### Listed entries

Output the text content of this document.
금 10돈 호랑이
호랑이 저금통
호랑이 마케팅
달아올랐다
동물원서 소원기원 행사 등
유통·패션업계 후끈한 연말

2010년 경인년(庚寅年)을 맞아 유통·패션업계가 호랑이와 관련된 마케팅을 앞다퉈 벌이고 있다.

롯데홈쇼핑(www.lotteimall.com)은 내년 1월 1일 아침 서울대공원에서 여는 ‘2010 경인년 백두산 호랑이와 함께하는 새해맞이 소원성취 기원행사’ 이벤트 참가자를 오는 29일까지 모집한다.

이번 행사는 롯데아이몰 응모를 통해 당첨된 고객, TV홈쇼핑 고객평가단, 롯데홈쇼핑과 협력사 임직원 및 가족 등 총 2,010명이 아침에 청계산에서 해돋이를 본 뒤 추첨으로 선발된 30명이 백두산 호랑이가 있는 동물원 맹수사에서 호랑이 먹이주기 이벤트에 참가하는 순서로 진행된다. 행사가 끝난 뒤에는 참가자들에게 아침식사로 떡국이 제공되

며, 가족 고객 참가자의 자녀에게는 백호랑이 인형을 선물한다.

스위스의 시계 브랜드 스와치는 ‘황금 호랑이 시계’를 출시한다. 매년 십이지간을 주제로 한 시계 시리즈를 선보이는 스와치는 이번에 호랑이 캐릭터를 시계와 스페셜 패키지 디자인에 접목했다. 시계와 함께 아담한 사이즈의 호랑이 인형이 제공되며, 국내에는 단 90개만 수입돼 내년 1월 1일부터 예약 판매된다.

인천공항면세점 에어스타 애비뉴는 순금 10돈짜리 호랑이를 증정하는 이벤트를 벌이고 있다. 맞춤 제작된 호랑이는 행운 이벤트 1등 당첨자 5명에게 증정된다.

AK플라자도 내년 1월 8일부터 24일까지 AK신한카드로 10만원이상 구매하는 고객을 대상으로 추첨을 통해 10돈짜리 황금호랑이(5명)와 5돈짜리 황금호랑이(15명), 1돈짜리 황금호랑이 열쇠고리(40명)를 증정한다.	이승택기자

### Task details
Gather each line that holds "호랑이와".

### Completed exercise
2010년 경인년(庚寅年)을 맞아 유통·패션업계가 호랑이와 관련된 마케팅을 앞다퉈 벌이고 있다.
롯데홈쇼핑(www.lotteimall.com)은 내년 1월 1일 아침 서울대공원에서 여는 ‘2010 경인년 백두산 호랑이와 함께하는 새해맞이 소원성취 기원행사’ 이벤트 참가자를 오는 29일까지 모집한다.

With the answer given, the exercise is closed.